▶ **STATED EXERCISE**: Copy out each line of the material below with no changes.
--- begin DATASET CONTENT ---
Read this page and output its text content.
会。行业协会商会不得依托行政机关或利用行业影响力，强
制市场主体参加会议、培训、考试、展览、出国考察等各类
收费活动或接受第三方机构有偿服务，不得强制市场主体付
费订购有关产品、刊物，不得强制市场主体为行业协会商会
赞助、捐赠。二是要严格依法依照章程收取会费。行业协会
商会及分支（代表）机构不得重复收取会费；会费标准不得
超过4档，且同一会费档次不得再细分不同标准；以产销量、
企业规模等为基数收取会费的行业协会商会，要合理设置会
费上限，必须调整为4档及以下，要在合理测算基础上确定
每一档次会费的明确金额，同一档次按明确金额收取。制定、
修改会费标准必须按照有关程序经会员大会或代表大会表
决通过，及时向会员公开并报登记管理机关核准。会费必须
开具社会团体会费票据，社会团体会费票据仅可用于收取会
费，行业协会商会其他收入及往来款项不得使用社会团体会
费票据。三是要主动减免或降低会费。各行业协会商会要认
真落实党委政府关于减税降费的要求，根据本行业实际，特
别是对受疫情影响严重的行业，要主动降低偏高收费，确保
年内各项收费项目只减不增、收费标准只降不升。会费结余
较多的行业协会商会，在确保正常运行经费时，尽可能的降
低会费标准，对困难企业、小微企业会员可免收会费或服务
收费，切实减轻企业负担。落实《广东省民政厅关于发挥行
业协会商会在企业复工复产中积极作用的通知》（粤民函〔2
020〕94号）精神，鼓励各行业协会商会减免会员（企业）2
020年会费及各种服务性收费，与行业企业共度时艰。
--- end DATASET CONTENT ---
▶ **RESPONSE**:
Read this page and output its text content.
会。行业协会商会不得依托行政机关或利用行业影响力，强
制市场主体参加会议、培训、考试、展览、出国考察等各类
收费活动或接受第三方机构有偿服务，不得强制市场主体付
费订购有关产品、刊物，不得强制市场主体为行业协会商会
赞助、捐赠。二是要严格依法依照章程收取会费。行业协会
商会及分支（代表）机构不得重复收取会费；会费标准不得
超过4档，且同一会费档次不得再细分不同标准；以产销量、
企业规模等为基数收取会费的行业协会商会，要合理设置会
费上限，必须调整为4档及以下，要在合理测算基础上确定
每一档次会费的明确金额，同一档次按明确金额收取。制定、
修改会费标准必须按照有关程序经会员大会或代表大会表
决通过，及时向会员公开并报登记管理机关核准。会费必须
开具社会团体会费票据，社会团体会费票据仅可用于收取会
费，行业协会商会其他收入及往来款项不得使用社会团体会
费票据。三是要主动减免或降低会费。各行业协会商会要认
真落实党委政府关于减税降费的要求，根据本行业实际，特
别是对受疫情影响严重的行业，要主动降低偏高收费，确保
年内各项收费项目只减不增、收费标准只降不升。会费结余
较多的行业协会商会，在确保正常运行经费时，尽可能的降
低会费标准，对困难企业、小微企业会员可免收会费或服务
收费，切实减轻企业负担。落实《广东省民政厅关于发挥行
业协会商会在企业复工复产中积极作用的通知》（粤民函〔2
020〕94号）精神，鼓励各行业协会商会减免会员（企业）2
020年会费及各种服务性收费，与行业企业共度时艰。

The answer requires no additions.